Data records
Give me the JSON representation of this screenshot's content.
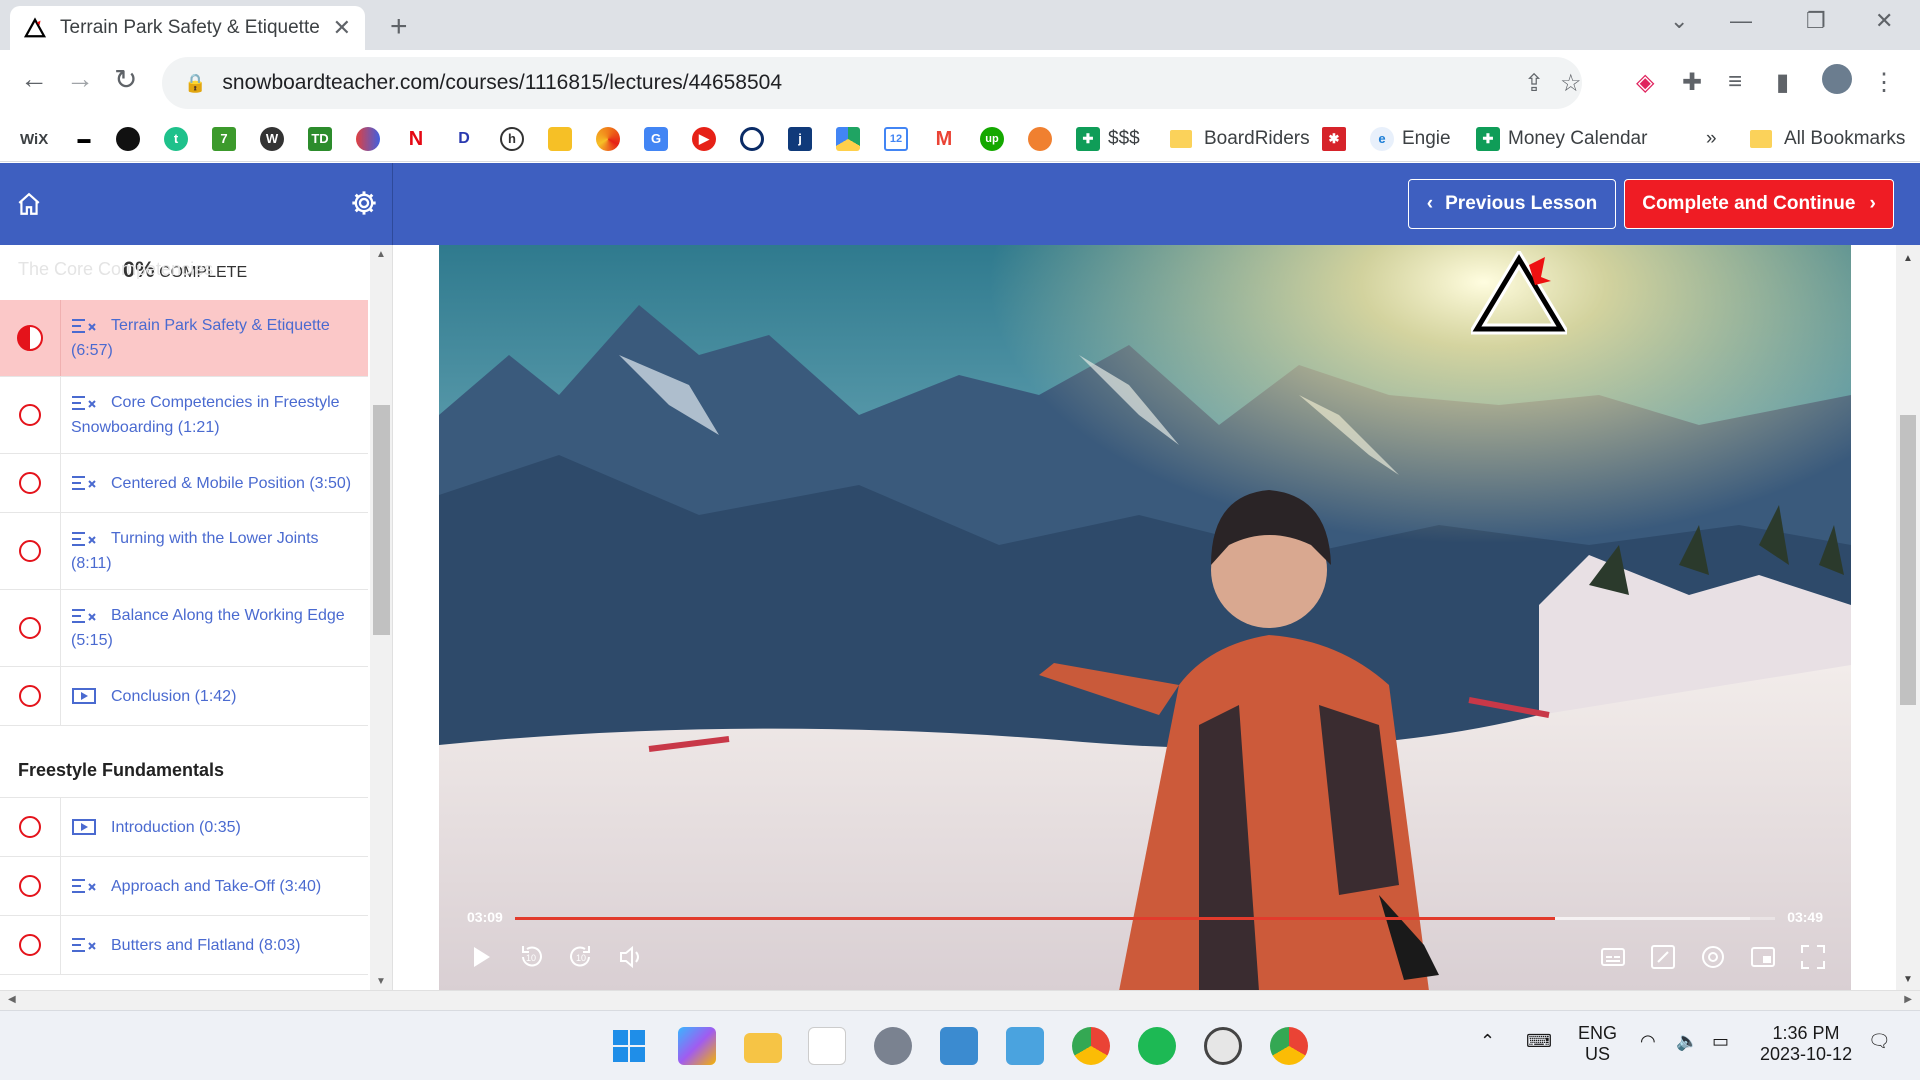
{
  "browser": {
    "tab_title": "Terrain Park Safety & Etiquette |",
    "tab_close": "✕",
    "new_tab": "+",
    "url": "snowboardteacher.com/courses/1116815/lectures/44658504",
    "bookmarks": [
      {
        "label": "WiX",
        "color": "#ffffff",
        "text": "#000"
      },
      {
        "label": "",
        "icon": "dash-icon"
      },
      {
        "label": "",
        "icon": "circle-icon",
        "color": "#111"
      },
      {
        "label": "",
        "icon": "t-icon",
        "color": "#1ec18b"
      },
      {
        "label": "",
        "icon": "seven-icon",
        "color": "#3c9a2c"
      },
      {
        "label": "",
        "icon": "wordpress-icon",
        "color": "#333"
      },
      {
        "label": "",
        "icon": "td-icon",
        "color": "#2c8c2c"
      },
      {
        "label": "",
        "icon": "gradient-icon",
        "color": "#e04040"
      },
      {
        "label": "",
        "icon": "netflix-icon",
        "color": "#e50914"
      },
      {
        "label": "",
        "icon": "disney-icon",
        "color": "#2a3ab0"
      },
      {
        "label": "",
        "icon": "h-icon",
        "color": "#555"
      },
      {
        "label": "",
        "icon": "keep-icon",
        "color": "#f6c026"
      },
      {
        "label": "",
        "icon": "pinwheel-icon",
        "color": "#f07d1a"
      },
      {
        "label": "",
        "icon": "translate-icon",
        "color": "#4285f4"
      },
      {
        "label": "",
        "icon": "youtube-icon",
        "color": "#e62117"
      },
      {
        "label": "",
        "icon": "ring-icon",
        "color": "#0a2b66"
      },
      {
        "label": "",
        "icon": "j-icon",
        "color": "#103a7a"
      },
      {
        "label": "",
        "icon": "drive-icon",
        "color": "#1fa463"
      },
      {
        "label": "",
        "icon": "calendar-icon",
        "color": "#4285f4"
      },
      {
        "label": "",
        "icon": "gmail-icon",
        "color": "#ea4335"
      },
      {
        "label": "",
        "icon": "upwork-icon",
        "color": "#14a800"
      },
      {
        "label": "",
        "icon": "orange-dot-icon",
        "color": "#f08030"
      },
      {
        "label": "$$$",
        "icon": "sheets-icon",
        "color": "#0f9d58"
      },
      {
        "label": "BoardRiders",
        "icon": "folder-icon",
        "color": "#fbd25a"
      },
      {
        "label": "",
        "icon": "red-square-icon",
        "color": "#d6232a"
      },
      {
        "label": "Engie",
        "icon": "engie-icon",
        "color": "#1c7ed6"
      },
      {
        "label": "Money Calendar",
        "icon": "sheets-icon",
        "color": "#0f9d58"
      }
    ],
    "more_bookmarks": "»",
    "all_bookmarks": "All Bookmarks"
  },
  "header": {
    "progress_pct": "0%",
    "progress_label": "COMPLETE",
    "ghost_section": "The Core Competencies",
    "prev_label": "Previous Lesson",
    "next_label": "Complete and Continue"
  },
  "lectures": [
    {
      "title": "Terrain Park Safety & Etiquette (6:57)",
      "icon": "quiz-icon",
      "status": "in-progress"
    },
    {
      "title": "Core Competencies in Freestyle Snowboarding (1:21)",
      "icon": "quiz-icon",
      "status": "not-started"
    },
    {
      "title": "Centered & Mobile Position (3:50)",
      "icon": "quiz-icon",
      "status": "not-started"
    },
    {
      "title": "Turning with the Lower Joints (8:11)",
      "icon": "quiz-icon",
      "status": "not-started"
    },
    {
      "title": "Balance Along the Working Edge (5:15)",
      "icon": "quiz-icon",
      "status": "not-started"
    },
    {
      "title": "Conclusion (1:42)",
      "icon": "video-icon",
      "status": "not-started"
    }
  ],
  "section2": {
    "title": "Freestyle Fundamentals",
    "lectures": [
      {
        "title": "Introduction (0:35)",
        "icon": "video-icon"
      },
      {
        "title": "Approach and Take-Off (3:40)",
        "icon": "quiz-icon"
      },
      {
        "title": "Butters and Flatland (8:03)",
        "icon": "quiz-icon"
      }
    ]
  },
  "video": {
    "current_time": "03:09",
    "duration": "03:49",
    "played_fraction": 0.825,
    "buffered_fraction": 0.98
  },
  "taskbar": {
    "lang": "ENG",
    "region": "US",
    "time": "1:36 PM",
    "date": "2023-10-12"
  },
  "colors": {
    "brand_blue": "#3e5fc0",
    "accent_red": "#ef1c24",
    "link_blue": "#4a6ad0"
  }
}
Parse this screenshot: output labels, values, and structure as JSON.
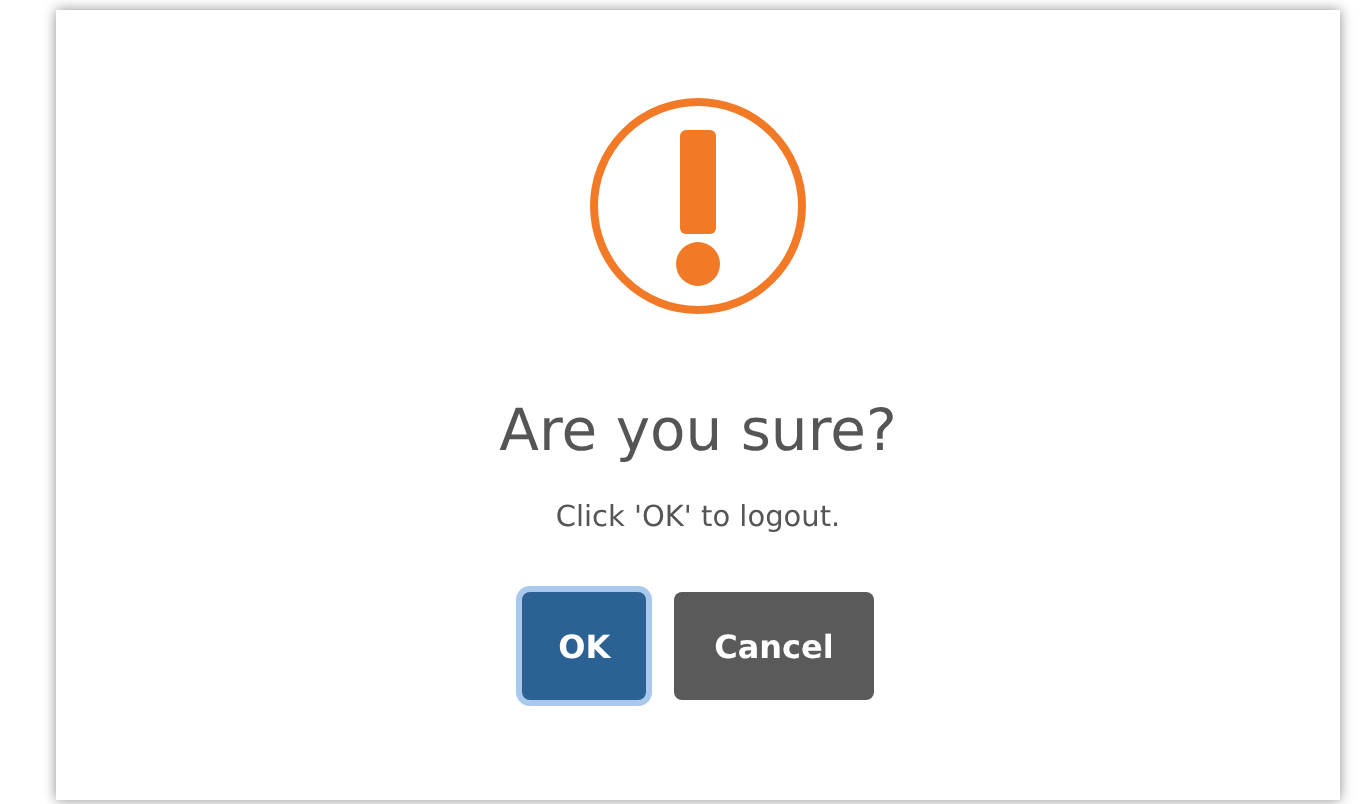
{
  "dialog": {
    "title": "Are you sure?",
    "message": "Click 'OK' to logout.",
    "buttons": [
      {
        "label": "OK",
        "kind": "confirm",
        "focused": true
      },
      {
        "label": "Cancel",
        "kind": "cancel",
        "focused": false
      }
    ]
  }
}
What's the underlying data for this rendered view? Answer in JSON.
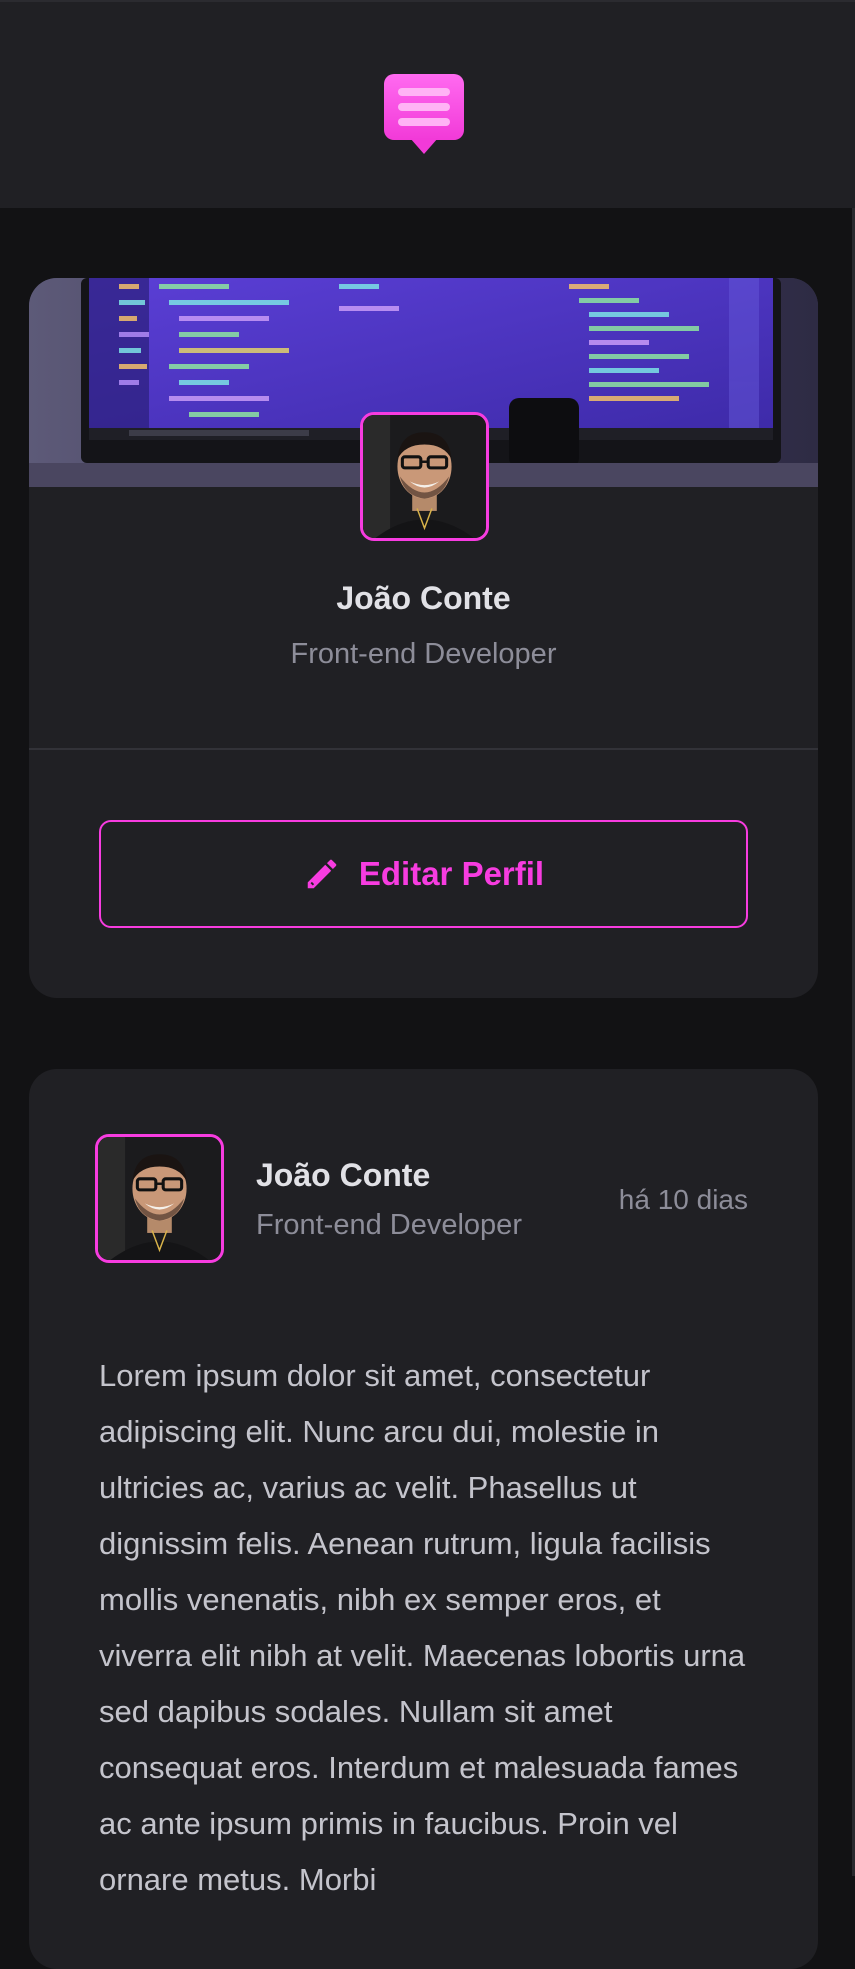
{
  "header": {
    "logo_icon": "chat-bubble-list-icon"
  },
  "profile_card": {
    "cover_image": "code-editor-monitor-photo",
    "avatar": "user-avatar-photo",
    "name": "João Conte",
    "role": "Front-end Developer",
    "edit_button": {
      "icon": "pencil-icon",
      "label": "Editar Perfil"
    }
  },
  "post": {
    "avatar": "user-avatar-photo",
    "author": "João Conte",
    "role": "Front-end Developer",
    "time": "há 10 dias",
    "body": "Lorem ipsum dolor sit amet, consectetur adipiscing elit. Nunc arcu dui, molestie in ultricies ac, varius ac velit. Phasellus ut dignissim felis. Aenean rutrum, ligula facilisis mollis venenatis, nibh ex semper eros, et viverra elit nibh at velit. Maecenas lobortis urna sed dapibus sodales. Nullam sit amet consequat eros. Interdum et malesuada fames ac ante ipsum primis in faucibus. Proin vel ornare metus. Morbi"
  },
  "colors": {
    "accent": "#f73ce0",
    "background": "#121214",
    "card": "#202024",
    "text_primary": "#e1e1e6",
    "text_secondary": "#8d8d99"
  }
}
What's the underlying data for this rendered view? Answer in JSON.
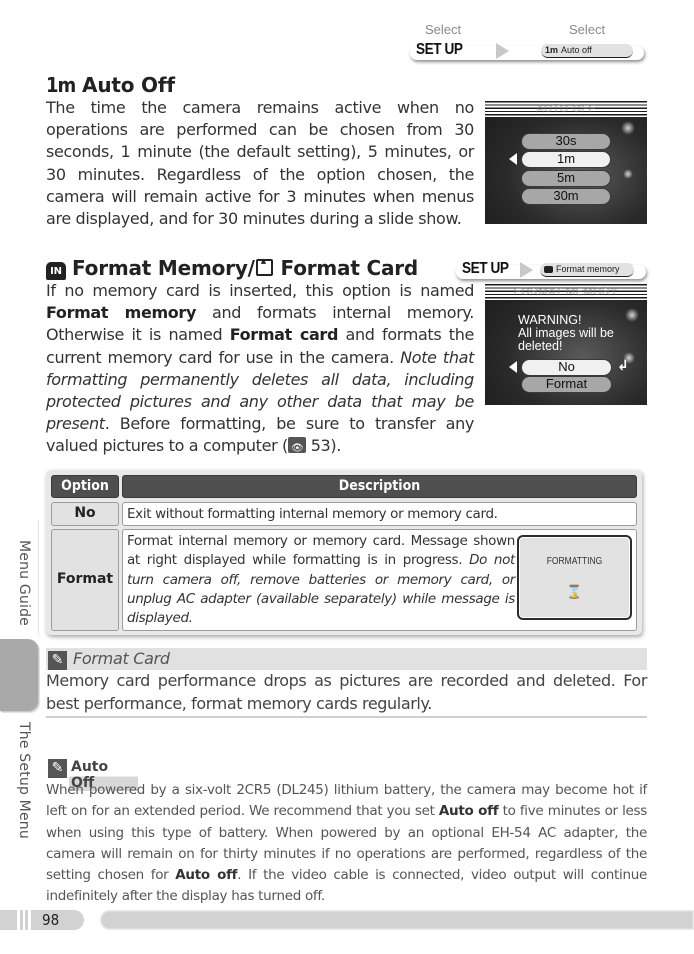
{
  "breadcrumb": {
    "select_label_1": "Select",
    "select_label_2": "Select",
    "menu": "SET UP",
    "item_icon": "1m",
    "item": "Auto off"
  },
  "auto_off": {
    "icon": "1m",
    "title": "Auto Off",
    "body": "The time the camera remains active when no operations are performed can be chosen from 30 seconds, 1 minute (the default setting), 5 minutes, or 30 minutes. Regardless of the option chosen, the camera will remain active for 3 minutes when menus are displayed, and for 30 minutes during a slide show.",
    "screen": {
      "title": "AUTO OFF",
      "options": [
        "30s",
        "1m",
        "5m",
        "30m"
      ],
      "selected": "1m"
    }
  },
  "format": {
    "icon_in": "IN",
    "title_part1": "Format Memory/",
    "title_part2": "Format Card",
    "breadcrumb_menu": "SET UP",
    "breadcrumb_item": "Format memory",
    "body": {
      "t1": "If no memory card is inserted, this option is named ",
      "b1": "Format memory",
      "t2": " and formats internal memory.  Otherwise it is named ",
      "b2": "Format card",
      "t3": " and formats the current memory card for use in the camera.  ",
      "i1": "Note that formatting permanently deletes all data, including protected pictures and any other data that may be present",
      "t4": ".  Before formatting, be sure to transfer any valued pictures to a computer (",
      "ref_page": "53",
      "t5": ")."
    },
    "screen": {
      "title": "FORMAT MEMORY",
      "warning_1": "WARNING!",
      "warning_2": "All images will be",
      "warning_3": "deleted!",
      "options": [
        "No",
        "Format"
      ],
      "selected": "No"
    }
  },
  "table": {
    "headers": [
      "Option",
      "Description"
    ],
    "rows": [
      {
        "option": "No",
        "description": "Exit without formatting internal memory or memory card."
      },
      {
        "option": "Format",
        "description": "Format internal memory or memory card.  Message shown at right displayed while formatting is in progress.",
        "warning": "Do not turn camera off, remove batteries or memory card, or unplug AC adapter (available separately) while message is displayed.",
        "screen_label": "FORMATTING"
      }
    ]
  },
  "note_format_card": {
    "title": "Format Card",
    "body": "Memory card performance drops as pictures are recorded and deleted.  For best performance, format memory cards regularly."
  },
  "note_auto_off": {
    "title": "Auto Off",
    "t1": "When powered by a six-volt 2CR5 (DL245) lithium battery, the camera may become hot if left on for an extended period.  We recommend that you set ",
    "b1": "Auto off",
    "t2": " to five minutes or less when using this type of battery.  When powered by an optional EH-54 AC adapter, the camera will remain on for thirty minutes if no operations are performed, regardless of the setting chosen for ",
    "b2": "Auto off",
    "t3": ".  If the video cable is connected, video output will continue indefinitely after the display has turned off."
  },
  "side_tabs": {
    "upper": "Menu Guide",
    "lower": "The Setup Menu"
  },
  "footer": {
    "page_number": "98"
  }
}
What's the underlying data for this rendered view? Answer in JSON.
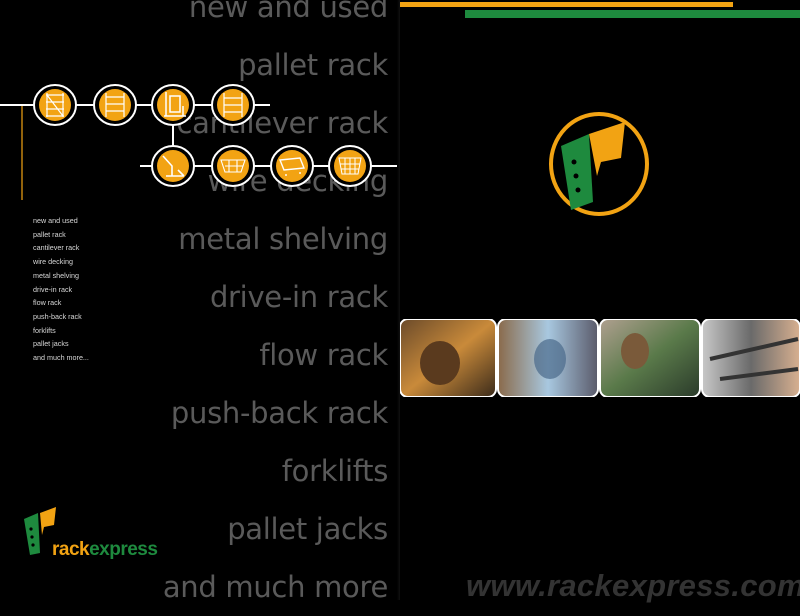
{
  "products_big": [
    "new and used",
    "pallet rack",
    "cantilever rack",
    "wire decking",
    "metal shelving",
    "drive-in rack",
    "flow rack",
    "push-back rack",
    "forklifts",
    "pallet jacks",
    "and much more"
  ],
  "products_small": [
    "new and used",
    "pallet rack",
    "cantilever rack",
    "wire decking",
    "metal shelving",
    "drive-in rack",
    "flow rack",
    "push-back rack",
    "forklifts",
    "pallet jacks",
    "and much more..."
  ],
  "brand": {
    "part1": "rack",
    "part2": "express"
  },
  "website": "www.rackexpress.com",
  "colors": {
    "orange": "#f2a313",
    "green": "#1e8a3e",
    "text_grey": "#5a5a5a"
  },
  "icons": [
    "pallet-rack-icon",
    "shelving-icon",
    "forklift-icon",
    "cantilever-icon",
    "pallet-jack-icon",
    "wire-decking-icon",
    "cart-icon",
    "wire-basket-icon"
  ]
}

## Prompt:
Review the material and copy each line in which the word "sure" appears.

## Task output:
    "title": "Are you sure?",
      "t4": ".  Before formatting, be sure to transfer any valued pictures to a computer (",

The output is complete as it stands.